• **Aim**
Which lines hold the word "cornice"? Copy each of them from the material.

* * * *

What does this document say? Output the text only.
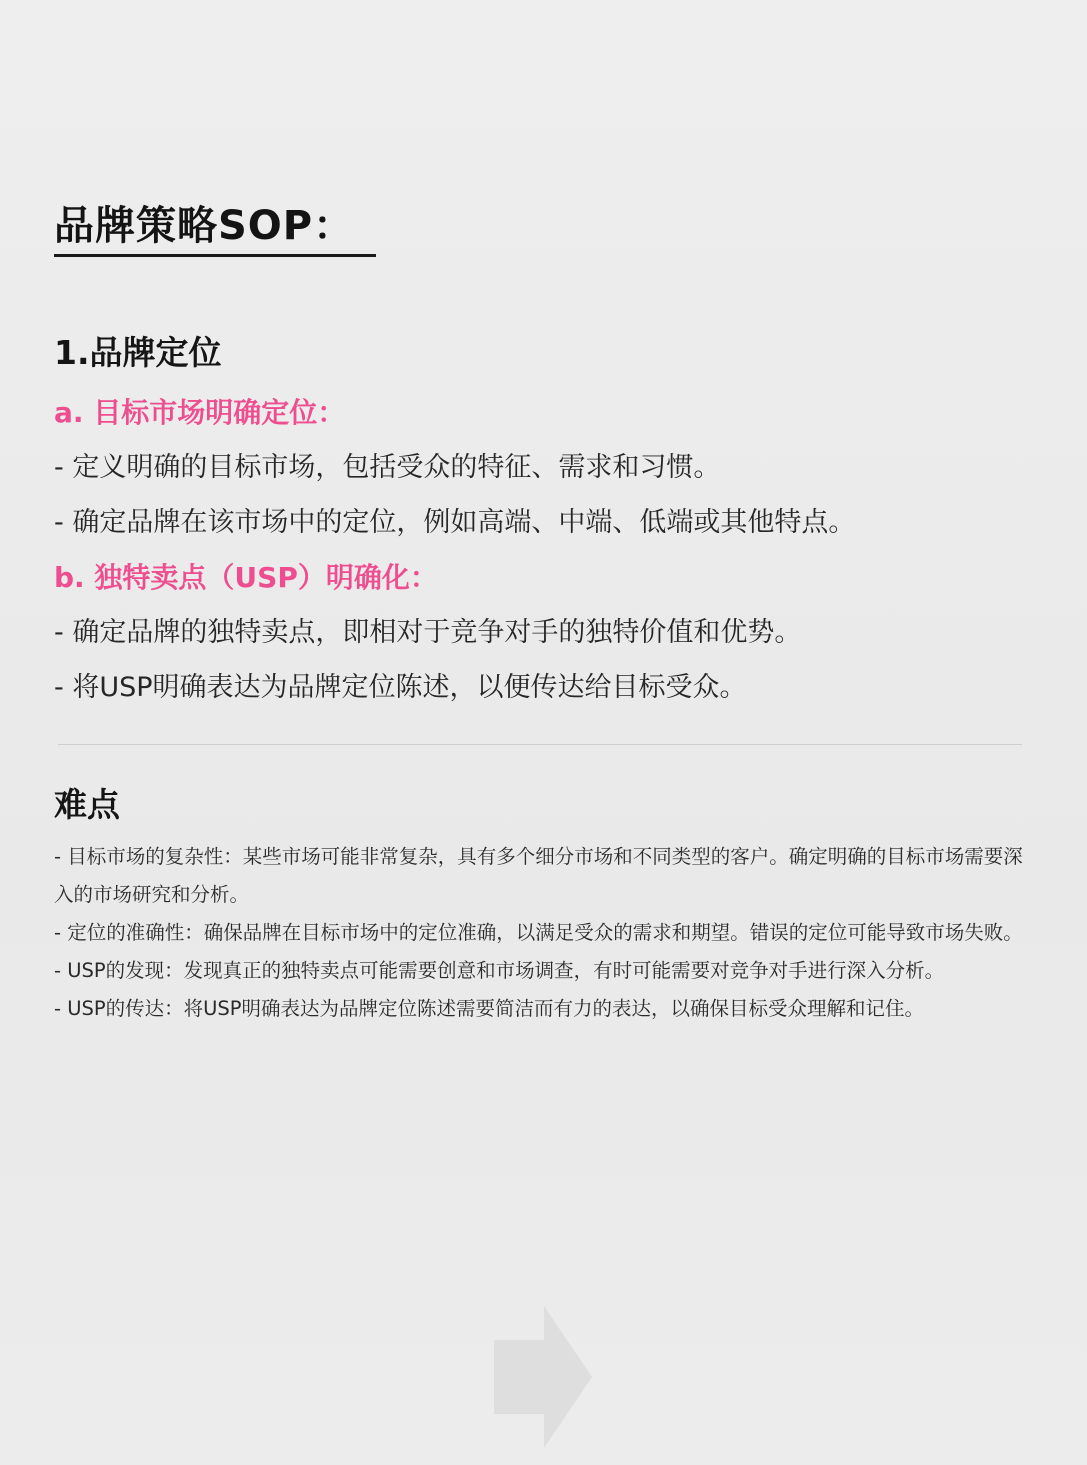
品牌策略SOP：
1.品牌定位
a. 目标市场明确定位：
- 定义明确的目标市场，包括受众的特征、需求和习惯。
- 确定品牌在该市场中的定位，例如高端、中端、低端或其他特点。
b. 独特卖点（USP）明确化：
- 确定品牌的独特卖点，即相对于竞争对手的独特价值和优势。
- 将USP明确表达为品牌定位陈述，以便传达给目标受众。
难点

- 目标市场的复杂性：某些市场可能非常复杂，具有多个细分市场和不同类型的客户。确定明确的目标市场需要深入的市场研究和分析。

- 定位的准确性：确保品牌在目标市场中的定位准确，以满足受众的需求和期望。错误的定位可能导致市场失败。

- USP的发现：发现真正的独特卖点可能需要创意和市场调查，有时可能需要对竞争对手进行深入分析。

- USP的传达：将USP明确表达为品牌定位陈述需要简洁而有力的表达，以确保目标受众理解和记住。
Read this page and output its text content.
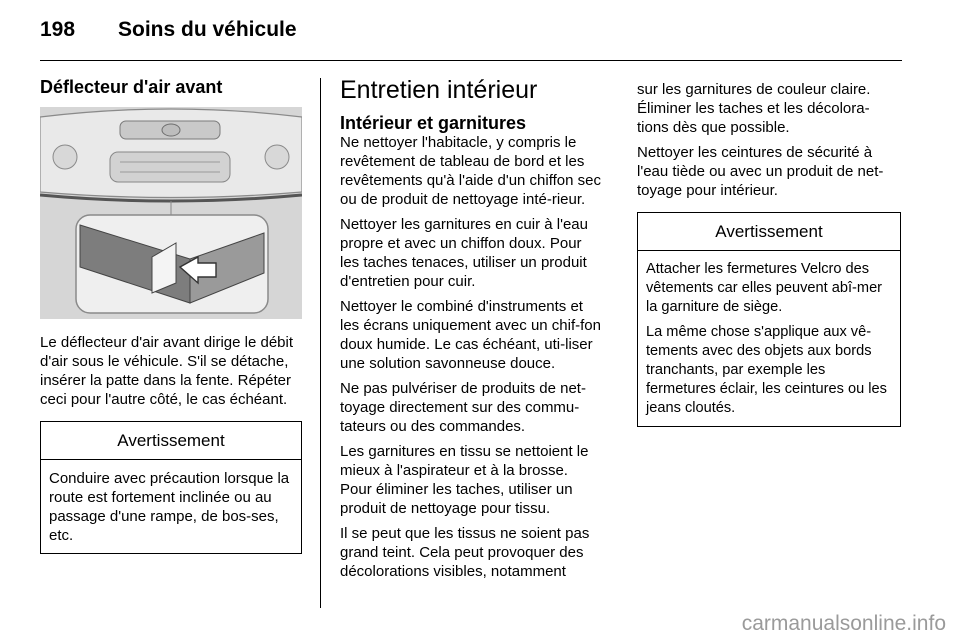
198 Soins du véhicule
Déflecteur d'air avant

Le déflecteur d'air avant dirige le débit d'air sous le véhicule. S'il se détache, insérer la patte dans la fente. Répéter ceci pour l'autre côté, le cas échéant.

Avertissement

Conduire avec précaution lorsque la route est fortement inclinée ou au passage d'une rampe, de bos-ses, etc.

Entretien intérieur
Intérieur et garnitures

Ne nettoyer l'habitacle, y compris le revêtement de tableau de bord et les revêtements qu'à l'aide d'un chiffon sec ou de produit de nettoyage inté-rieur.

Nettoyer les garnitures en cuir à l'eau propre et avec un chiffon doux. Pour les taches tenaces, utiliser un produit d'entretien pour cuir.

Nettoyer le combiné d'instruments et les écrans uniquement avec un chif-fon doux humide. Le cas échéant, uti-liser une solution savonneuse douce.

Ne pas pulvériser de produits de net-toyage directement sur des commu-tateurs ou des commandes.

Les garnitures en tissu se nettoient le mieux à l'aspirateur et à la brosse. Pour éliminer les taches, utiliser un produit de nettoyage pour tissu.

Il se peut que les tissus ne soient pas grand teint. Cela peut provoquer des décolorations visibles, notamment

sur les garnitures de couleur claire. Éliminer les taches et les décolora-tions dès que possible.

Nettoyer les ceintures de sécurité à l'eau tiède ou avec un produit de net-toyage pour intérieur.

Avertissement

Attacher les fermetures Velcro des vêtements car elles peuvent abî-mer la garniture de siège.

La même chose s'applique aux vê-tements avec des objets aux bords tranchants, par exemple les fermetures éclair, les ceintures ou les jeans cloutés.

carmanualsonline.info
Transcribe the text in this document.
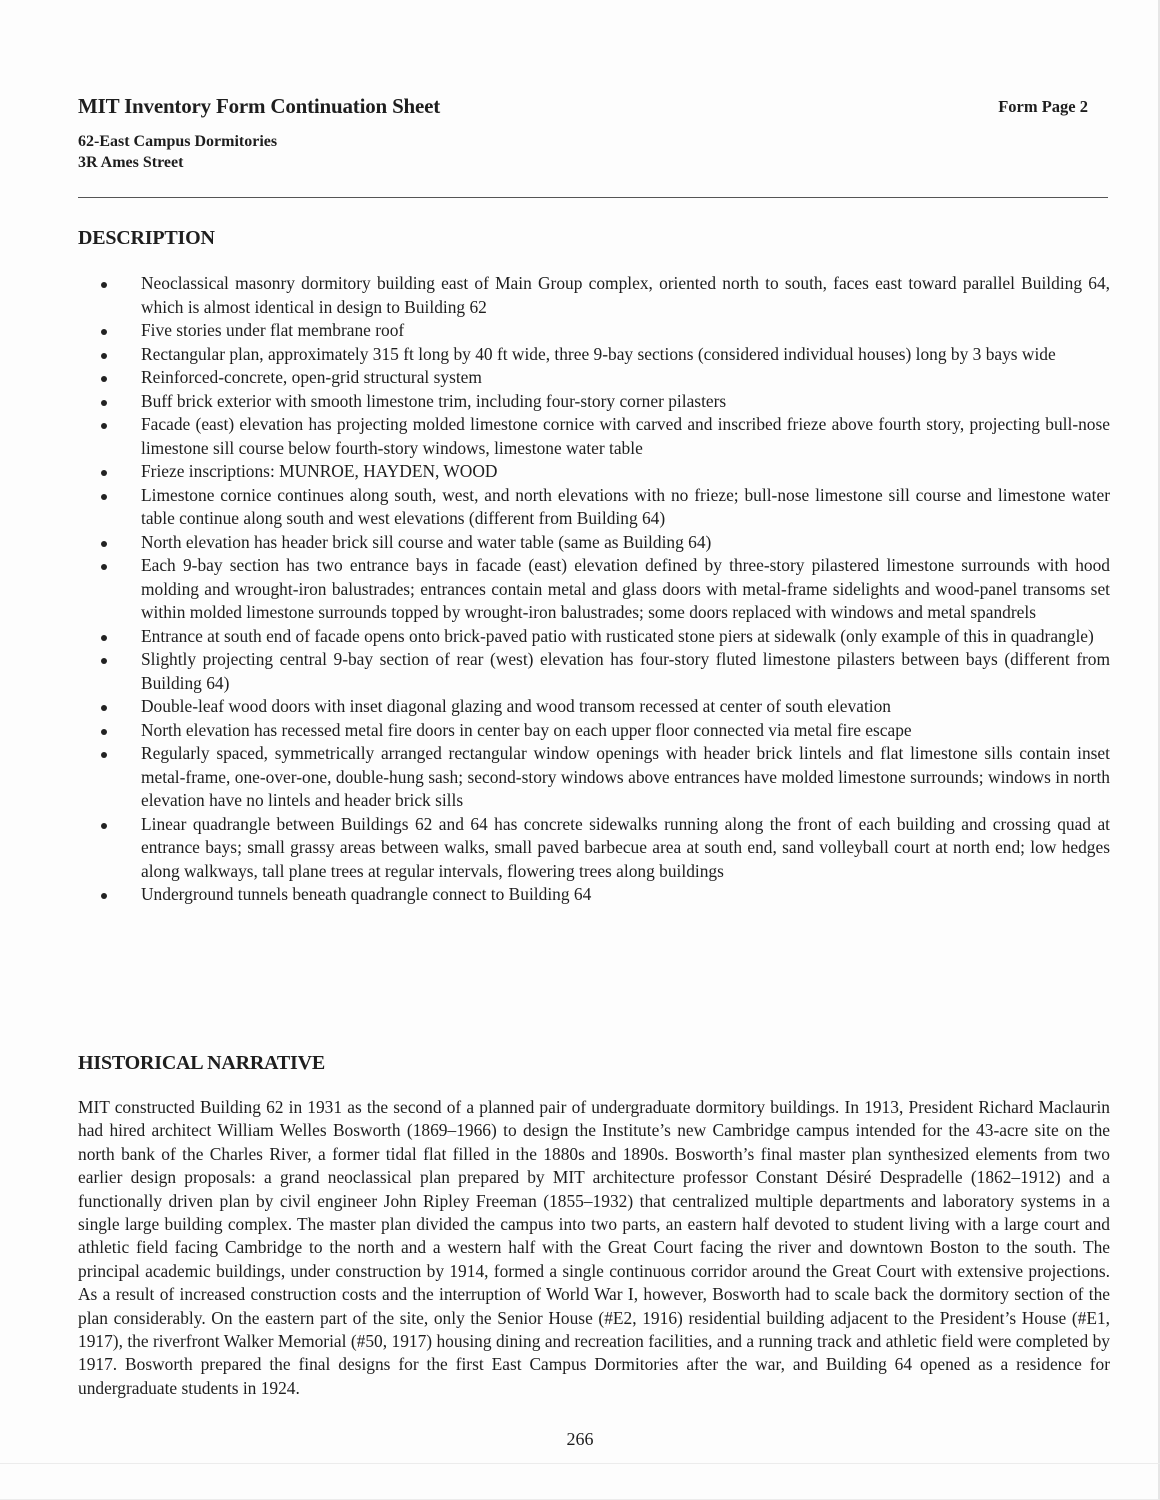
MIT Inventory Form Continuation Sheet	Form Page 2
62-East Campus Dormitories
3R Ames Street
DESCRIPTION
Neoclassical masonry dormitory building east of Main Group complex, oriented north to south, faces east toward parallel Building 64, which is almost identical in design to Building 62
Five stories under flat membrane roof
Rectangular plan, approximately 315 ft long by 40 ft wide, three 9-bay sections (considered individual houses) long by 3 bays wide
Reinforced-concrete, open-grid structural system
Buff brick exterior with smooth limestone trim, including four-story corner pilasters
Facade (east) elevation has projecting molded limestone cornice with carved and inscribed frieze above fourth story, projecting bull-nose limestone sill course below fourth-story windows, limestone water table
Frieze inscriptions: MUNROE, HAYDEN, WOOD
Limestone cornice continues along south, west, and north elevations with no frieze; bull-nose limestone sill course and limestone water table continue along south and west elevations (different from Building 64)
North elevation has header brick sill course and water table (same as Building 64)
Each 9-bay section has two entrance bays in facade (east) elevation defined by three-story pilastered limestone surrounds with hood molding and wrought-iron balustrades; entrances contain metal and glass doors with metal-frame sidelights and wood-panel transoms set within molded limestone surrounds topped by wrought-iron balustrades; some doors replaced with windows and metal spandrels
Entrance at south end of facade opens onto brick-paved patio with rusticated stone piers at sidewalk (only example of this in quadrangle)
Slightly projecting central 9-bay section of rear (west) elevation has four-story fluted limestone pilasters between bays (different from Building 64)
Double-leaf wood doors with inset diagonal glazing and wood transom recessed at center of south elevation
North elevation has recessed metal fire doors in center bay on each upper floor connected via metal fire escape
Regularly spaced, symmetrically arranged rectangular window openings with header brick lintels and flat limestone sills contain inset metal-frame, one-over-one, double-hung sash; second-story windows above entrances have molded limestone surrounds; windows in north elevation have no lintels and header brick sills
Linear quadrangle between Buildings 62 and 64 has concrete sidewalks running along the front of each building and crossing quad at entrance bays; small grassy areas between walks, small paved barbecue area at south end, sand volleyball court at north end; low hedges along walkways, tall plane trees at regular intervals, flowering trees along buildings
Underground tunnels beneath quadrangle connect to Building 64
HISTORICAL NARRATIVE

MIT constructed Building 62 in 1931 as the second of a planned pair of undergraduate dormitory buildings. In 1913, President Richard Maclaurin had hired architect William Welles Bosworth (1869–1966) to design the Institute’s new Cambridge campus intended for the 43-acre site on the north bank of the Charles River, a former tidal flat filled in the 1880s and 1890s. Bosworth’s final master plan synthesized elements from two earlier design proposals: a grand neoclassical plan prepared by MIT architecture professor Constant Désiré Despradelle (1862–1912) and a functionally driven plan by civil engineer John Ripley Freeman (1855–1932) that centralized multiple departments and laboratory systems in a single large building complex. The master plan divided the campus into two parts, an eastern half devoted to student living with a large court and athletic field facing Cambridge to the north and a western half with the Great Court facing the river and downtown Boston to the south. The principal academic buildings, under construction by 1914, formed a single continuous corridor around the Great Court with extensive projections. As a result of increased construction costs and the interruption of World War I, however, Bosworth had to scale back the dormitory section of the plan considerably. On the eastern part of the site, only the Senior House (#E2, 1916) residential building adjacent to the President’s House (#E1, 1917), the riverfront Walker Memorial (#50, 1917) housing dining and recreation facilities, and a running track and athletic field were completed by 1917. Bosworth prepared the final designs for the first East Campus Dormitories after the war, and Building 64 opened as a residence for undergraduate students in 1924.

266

* * * *

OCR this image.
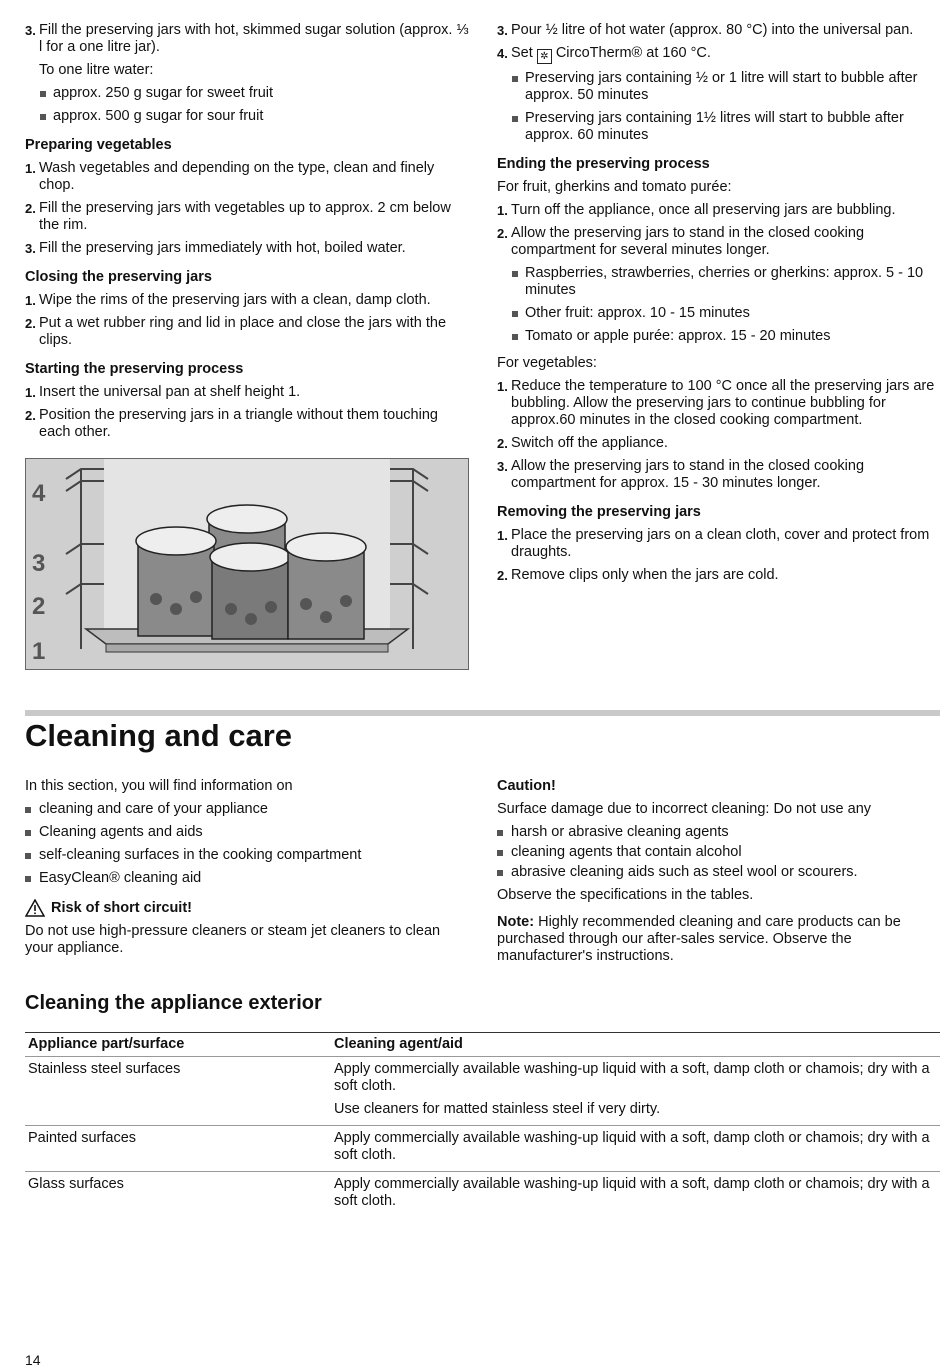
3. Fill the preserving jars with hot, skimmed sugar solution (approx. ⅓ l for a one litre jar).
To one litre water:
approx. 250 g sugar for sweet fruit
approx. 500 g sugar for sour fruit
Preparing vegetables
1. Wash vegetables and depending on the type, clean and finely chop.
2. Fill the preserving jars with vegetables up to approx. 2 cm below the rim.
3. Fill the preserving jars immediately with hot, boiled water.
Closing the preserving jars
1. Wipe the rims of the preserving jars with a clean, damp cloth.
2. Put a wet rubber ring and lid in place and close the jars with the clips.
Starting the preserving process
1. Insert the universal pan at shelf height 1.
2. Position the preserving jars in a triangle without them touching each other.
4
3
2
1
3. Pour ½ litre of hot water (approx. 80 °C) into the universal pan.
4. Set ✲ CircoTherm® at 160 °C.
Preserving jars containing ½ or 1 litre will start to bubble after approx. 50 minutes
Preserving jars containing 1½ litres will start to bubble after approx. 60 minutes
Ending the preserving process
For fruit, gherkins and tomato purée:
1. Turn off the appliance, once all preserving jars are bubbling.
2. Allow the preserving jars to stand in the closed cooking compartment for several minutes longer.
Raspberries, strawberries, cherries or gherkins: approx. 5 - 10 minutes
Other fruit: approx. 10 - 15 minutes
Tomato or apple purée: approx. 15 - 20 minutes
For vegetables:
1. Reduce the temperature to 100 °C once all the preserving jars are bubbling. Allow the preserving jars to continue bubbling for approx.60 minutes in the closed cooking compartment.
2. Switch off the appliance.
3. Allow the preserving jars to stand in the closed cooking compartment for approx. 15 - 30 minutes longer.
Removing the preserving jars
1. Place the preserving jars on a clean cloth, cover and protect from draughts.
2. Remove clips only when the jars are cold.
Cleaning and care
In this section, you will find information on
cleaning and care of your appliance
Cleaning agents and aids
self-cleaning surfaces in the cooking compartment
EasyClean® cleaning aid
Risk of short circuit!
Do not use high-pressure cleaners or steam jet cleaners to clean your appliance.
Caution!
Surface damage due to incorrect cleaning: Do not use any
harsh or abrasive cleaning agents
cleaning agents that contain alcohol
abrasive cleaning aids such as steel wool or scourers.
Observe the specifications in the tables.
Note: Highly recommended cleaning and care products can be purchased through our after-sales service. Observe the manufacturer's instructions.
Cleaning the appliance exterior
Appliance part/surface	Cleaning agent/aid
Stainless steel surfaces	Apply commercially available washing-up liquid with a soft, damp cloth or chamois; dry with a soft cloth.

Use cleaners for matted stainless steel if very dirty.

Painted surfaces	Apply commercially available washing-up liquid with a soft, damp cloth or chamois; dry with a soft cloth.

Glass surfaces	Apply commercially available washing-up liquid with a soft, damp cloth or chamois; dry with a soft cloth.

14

* * * *

• **Answer to the problem**
Facade (east) elevation has projecting molded limestone cornice with carved and inscribed frieze above fourth story, projecting bull-nose limestone sill course below fourth-story windows, limestone water table
Limestone cornice continues along south, west, and north elevations with no frieze; bull-nose limestone sill course and limestone water table continue along south and west elevations (different from Building 64)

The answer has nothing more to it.